Return all entries precisely as they stand, without the images.

***** Exercise data *****

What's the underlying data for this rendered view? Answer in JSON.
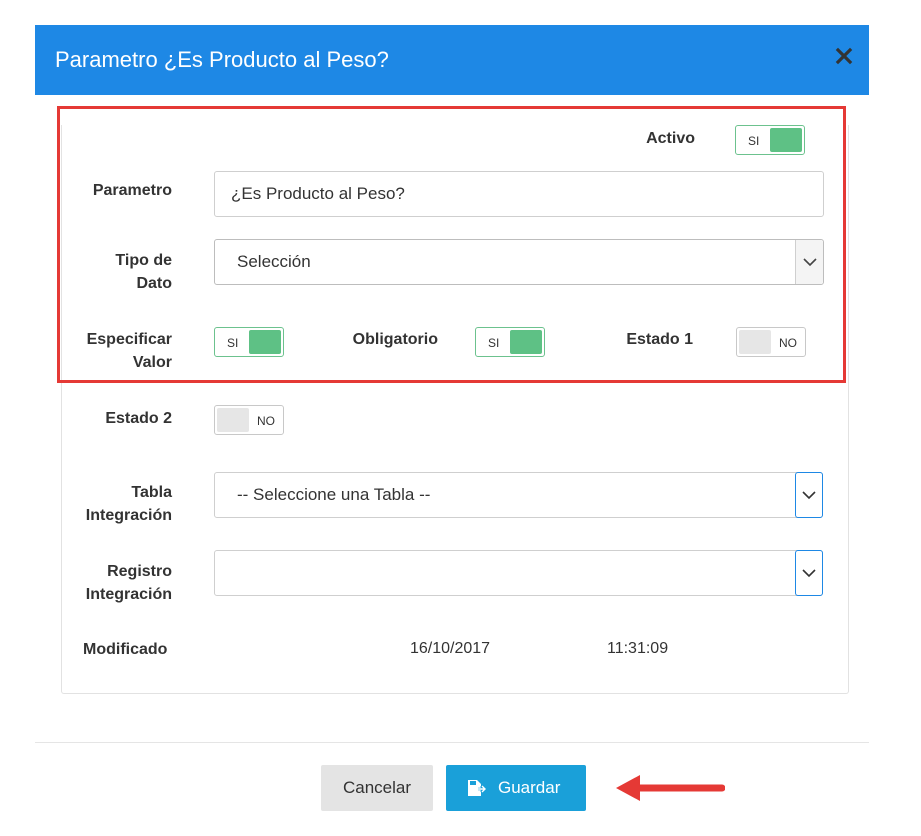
{
  "dialog": {
    "title": "Parametro ¿Es Producto al Peso?"
  },
  "form": {
    "activo": {
      "label": "Activo",
      "state": "SI"
    },
    "parametro": {
      "label": "Parametro",
      "value": "¿Es Producto al Peso?"
    },
    "tipo_dato": {
      "label_line1": "Tipo de",
      "label_line2": "Dato",
      "value": "Selección"
    },
    "especificar_valor": {
      "label_line1": "Especificar",
      "label_line2": "Valor",
      "state": "SI"
    },
    "obligatorio": {
      "label": "Obligatorio",
      "state": "SI"
    },
    "estado1": {
      "label": "Estado 1",
      "state": "NO"
    },
    "estado2": {
      "label": "Estado 2",
      "state": "NO"
    },
    "tabla_integracion": {
      "label_line1": "Tabla",
      "label_line2": "Integración",
      "value": "-- Seleccione una Tabla --"
    },
    "registro_integracion": {
      "label_line1": "Registro",
      "label_line2": "Integración",
      "value": ""
    },
    "modificado": {
      "label": "Modificado",
      "date": "16/10/2017",
      "time": "11:31:09"
    }
  },
  "footer": {
    "cancel_label": "Cancelar",
    "save_label": "Guardar"
  },
  "colors": {
    "header": "#1e88e5",
    "toggle_on": "#5ec185",
    "highlight": "#e53935",
    "save_button": "#1aa0d9"
  }
}
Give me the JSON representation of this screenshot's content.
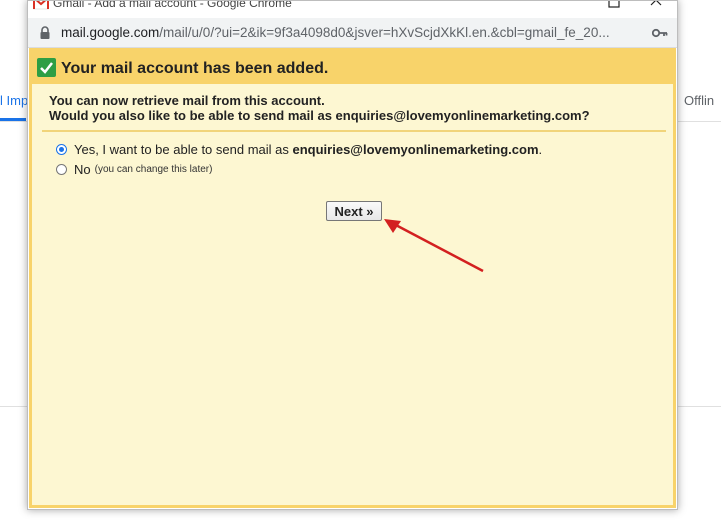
{
  "background": {
    "left_tab_label": "l Imp",
    "right_tab_label": "Offlin"
  },
  "window": {
    "title": "Gmail - Add a mail account - Google Chrome",
    "url_domain": "mail.google.com",
    "url_path": "/mail/u/0/?ui=2&ik=9f3a4098d0&jsver=hXvScjdXkKl.en.&cbl=gmail_fe_20..."
  },
  "dialog": {
    "header_title": "Your mail account has been added.",
    "intro_line1": "You can now retrieve mail from this account.",
    "intro_line2": "Would you also like to be able to send mail as enquiries@lovemyonlinemarketing.com?",
    "options": [
      {
        "label_prefix": "Yes, I want to be able to send mail as ",
        "email": "enquiries@lovemyonlinemarketing.com",
        "label_suffix": ".",
        "checked": true
      },
      {
        "label": "No",
        "note": "(you can change this later)",
        "checked": false
      }
    ],
    "next_label": "Next »"
  },
  "colors": {
    "header_bar": "#f8d36a",
    "content_bg": "#fdf7d2",
    "check_green": "#2e9e44",
    "annotation_arrow": "#d32020"
  }
}
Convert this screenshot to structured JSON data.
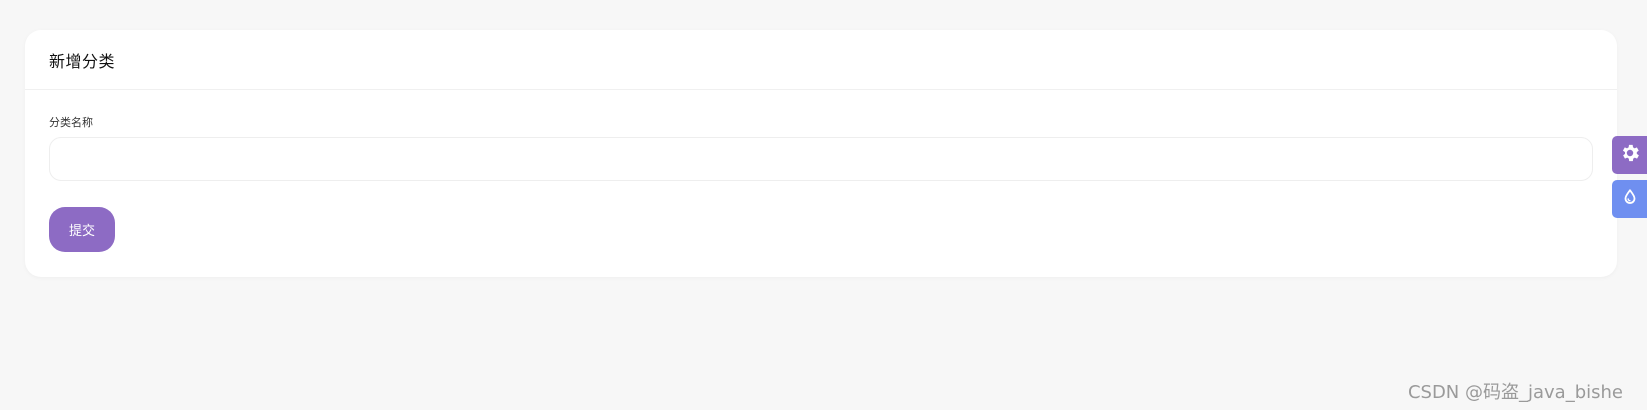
{
  "page": {
    "title": "新增分类"
  },
  "form": {
    "field_label": "分类名称",
    "field_value": "",
    "field_placeholder": "",
    "submit_label": "提交"
  },
  "side_tools": [
    {
      "icon": "gear-icon",
      "color": "#8d6bc4"
    },
    {
      "icon": "droplet-icon",
      "color": "#6f8ff0"
    }
  ],
  "watermark": "CSDN @码盗_java_bishe",
  "colors": {
    "accent": "#8d6bc4",
    "theme_tool": "#6f8ff0",
    "background": "#f7f7f7",
    "card": "#ffffff"
  }
}
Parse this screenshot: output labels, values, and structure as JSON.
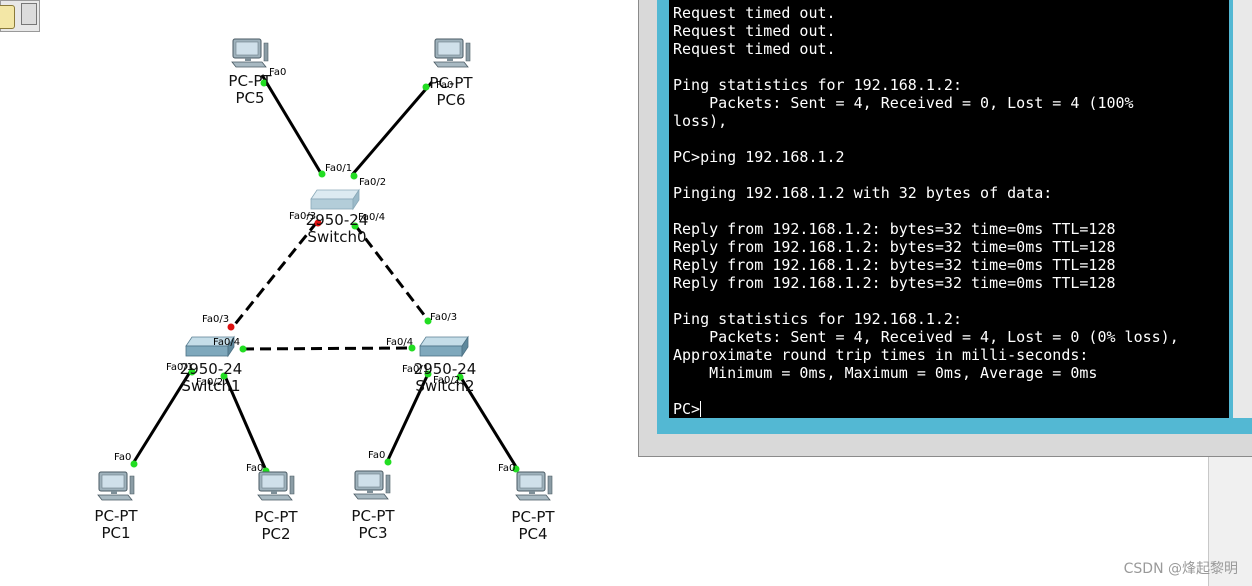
{
  "topology": {
    "devices": [
      {
        "id": "pc5",
        "type": "pc",
        "model": "PC-PT",
        "name": "PC5"
      },
      {
        "id": "pc6",
        "type": "pc",
        "model": "PC-PT",
        "name": "PC6"
      },
      {
        "id": "switch0",
        "type": "switch",
        "model": "2950-24",
        "name": "Switch0"
      },
      {
        "id": "switch1",
        "type": "switch",
        "model": "2950-24",
        "name": "Switch1"
      },
      {
        "id": "switch2",
        "type": "switch",
        "model": "2950-24",
        "name": "Switch2"
      },
      {
        "id": "pc1",
        "type": "pc",
        "model": "PC-PT",
        "name": "PC1"
      },
      {
        "id": "pc2",
        "type": "pc",
        "model": "PC-PT",
        "name": "PC2"
      },
      {
        "id": "pc3",
        "type": "pc",
        "model": "PC-PT",
        "name": "PC3"
      },
      {
        "id": "pc4",
        "type": "pc",
        "model": "PC-PT",
        "name": "PC4"
      }
    ],
    "ports": {
      "pc5_fa0": "Fa0",
      "pc6_fa0": "Fa0",
      "sw0_fa01": "Fa0/1",
      "sw0_fa02": "Fa0/2",
      "sw0_fa03": "Fa0/3",
      "sw0_fa04": "Fa0/4",
      "sw1_fa03": "Fa0/3",
      "sw1_fa04": "Fa0/4",
      "sw1_fa01": "Fa0/1",
      "sw1_fa02": "Fa0/2",
      "sw2_fa03": "Fa0/3",
      "sw2_fa04": "Fa0/4",
      "sw2_fa01": "Fa0/1",
      "sw2_fa02": "Fa0/2",
      "pc1_fa0": "Fa0",
      "pc2_fa0": "Fa0",
      "pc3_fa0": "Fa0",
      "pc4_fa0": "Fa0"
    },
    "links": [
      {
        "name": "link-pc5-switch0",
        "cable": "straight",
        "end_a": "up",
        "end_b": "up"
      },
      {
        "name": "link-pc6-switch0",
        "cable": "straight",
        "end_a": "up",
        "end_b": "up"
      },
      {
        "name": "link-switch0-switch1",
        "cable": "crossover",
        "end_a": "blocked",
        "end_b": "blocked"
      },
      {
        "name": "link-switch0-switch2",
        "cable": "crossover",
        "end_a": "up",
        "end_b": "up"
      },
      {
        "name": "link-switch1-switch2",
        "cable": "crossover",
        "end_a": "up",
        "end_b": "up"
      },
      {
        "name": "link-switch1-pc1",
        "cable": "straight",
        "end_a": "up",
        "end_b": "up"
      },
      {
        "name": "link-switch1-pc2",
        "cable": "straight",
        "end_a": "up",
        "end_b": "up"
      },
      {
        "name": "link-switch2-pc3",
        "cable": "straight",
        "end_a": "up",
        "end_b": "up"
      },
      {
        "name": "link-switch2-pc4",
        "cable": "straight",
        "end_a": "up",
        "end_b": "up"
      }
    ],
    "status_colors": {
      "up": "#22dd22",
      "blocked": "#dd1111"
    }
  },
  "terminal": {
    "lines": [
      "Request timed out.",
      "Request timed out.",
      "Request timed out.",
      "",
      "Ping statistics for 192.168.1.2:",
      "    Packets: Sent = 4, Received = 0, Lost = 4 (100%",
      "loss),",
      "",
      "PC>ping 192.168.1.2",
      "",
      "Pinging 192.168.1.2 with 32 bytes of data:",
      "",
      "Reply from 192.168.1.2: bytes=32 time=0ms TTL=128",
      "Reply from 192.168.1.2: bytes=32 time=0ms TTL=128",
      "Reply from 192.168.1.2: bytes=32 time=0ms TTL=128",
      "Reply from 192.168.1.2: bytes=32 time=0ms TTL=128",
      "",
      "Ping statistics for 192.168.1.2:",
      "    Packets: Sent = 4, Received = 4, Lost = 0 (0% loss),",
      "Approximate round trip times in milli-seconds:",
      "    Minimum = 0ms, Maximum = 0ms, Average = 0ms"
    ],
    "prompt": "PC>",
    "frame_color": "#53b8d3"
  },
  "watermark": "CSDN @烽起黎明"
}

*****

• Final result:
What's the underlying data for this rendered view? Answer in JSON.
{
  "dialog": {
    "title": "Parametro ¿Es Producto al Peso?"
  },
  "form": {
    "activo": {
      "label": "Activo",
      "state": "SI"
    },
    "parametro": {
      "label": "Parametro",
      "value": "¿Es Producto al Peso?"
    },
    "tipo_dato": {
      "label_line1": "Tipo de",
      "label_line2": "Dato",
      "value": "Selección"
    },
    "especificar_valor": {
      "label_line1": "Especificar",
      "label_line2": "Valor",
      "state": "SI"
    },
    "obligatorio": {
      "label": "Obligatorio",
      "state": "SI"
    },
    "estado1": {
      "label": "Estado 1",
      "state": "NO"
    },
    "estado2": {
      "label": "Estado 2",
      "state": "NO"
    },
    "tabla_integracion": {
      "label_line1": "Tabla",
      "label_line2": "Integración",
      "value": "-- Seleccione una Tabla --"
    },
    "registro_integracion": {
      "label_line1": "Registro",
      "label_line2": "Integración",
      "value": ""
    },
    "modificado": {
      "label": "Modificado",
      "date": "16/10/2017",
      "time": "11:31:09"
    }
  },
  "footer": {
    "cancel_label": "Cancelar",
    "save_label": "Guardar"
  },
  "colors": {
    "header": "#1e88e5",
    "toggle_on": "#5ec185",
    "highlight": "#e53935",
    "save_button": "#1aa0d9"
  }
}
Give me the JSON representation of this screenshot's content.
{
  "background": {
    "left_tab_label": "l Imp",
    "right_tab_label": "Offlin"
  },
  "window": {
    "title": "Gmail - Add a mail account - Google Chrome",
    "url_domain": "mail.google.com",
    "url_path": "/mail/u/0/?ui=2&ik=9f3a4098d0&jsver=hXvScjdXkKl.en.&cbl=gmail_fe_20..."
  },
  "dialog": {
    "header_title": "Your mail account has been added.",
    "intro_line1": "You can now retrieve mail from this account.",
    "intro_line2": "Would you also like to be able to send mail as enquiries@lovemyonlinemarketing.com?",
    "options": [
      {
        "label_prefix": "Yes, I want to be able to send mail as ",
        "email": "enquiries@lovemyonlinemarketing.com",
        "label_suffix": ".",
        "checked": true
      },
      {
        "label": "No",
        "note": "(you can change this later)",
        "checked": false
      }
    ],
    "next_label": "Next »"
  },
  "colors": {
    "header_bar": "#f8d36a",
    "content_bg": "#fdf7d2",
    "check_green": "#2e9e44",
    "annotation_arrow": "#d32020"
  }
}
Convert this screenshot to structured JSON data.
{
  "page": {
    "title": "新增分类"
  },
  "form": {
    "field_label": "分类名称",
    "field_value": "",
    "field_placeholder": "",
    "submit_label": "提交"
  },
  "side_tools": [
    {
      "icon": "gear-icon",
      "color": "#8d6bc4"
    },
    {
      "icon": "droplet-icon",
      "color": "#6f8ff0"
    }
  ],
  "watermark": "CSDN @码盗_java_bishe",
  "colors": {
    "accent": "#8d6bc4",
    "theme_tool": "#6f8ff0",
    "background": "#f7f7f7",
    "card": "#ffffff"
  }
}
Parse this screenshot: output labels, values, and structure as JSON.
{
  "topology": {
    "devices": [
      {
        "id": "pc5",
        "type": "pc",
        "model": "PC-PT",
        "name": "PC5"
      },
      {
        "id": "pc6",
        "type": "pc",
        "model": "PC-PT",
        "name": "PC6"
      },
      {
        "id": "switch0",
        "type": "switch",
        "model": "2950-24",
        "name": "Switch0"
      },
      {
        "id": "switch1",
        "type": "switch",
        "model": "2950-24",
        "name": "Switch1"
      },
      {
        "id": "switch2",
        "type": "switch",
        "model": "2950-24",
        "name": "Switch2"
      },
      {
        "id": "pc1",
        "type": "pc",
        "model": "PC-PT",
        "name": "PC1"
      },
      {
        "id": "pc2",
        "type": "pc",
        "model": "PC-PT",
        "name": "PC2"
      },
      {
        "id": "pc3",
        "type": "pc",
        "model": "PC-PT",
        "name": "PC3"
      },
      {
        "id": "pc4",
        "type": "pc",
        "model": "PC-PT",
        "name": "PC4"
      }
    ],
    "ports": {
      "pc5_fa0": "Fa0",
      "pc6_fa0": "Fa0",
      "sw0_fa01": "Fa0/1",
      "sw0_fa02": "Fa0/2",
      "sw0_fa03": "Fa0/3",
      "sw0_fa04": "Fa0/4",
      "sw1_fa03": "Fa0/3",
      "sw1_fa04": "Fa0/4",
      "sw1_fa01": "Fa0/1",
      "sw1_fa02": "Fa0/2",
      "sw2_fa03": "Fa0/3",
      "sw2_fa04": "Fa0/4",
      "sw2_fa01": "Fa0/1",
      "sw2_fa02": "Fa0/2",
      "pc1_fa0": "Fa0",
      "pc2_fa0": "Fa0",
      "pc3_fa0": "Fa0",
      "pc4_fa0": "Fa0"
    },
    "links": [
      {
        "name": "link-pc5-switch0",
        "cable": "straight",
        "end_a": "up",
        "end_b": "up"
      },
      {
        "name": "link-pc6-switch0",
        "cable": "straight",
        "end_a": "up",
        "end_b": "up"
      },
      {
        "name": "link-switch0-switch1",
        "cable": "crossover",
        "end_a": "blocked",
        "end_b": "blocked"
      },
      {
        "name": "link-switch0-switch2",
        "cable": "crossover",
        "end_a": "up",
        "end_b": "up"
      },
      {
        "name": "link-switch1-switch2",
        "cable": "crossover",
        "end_a": "up",
        "end_b": "up"
      },
      {
        "name": "link-switch1-pc1",
        "cable": "straight",
        "end_a": "up",
        "end_b": "up"
      },
      {
        "name": "link-switch1-pc2",
        "cable": "straight",
        "end_a": "up",
        "end_b": "up"
      },
      {
        "name": "link-switch2-pc3",
        "cable": "straight",
        "end_a": "up",
        "end_b": "up"
      },
      {
        "name": "link-switch2-pc4",
        "cable": "straight",
        "end_a": "up",
        "end_b": "up"
      }
    ],
    "status_colors": {
      "up": "#22dd22",
      "blocked": "#dd1111"
    }
  },
  "terminal": {
    "lines": [
      "Request timed out.",
      "Request timed out.",
      "Request timed out.",
      "",
      "Ping statistics for 192.168.1.2:",
      "    Packets: Sent = 4, Received = 0, Lost = 4 (100%",
      "loss),",
      "",
      "PC>ping 192.168.1.2",
      "",
      "Pinging 192.168.1.2 with 32 bytes of data:",
      "",
      "Reply from 192.168.1.2: bytes=32 time=0ms TTL=128",
      "Reply from 192.168.1.2: bytes=32 time=0ms TTL=128",
      "Reply from 192.168.1.2: bytes=32 time=0ms TTL=128",
      "Reply from 192.168.1.2: bytes=32 time=0ms TTL=128",
      "",
      "Ping statistics for 192.168.1.2:",
      "    Packets: Sent = 4, Received = 4, Lost = 0 (0% loss),",
      "Approximate round trip times in milli-seconds:",
      "    Minimum = 0ms, Maximum = 0ms, Average = 0ms"
    ],
    "prompt": "PC>",
    "frame_color": "#53b8d3"
  },
  "watermark": "CSDN @烽起黎明"
}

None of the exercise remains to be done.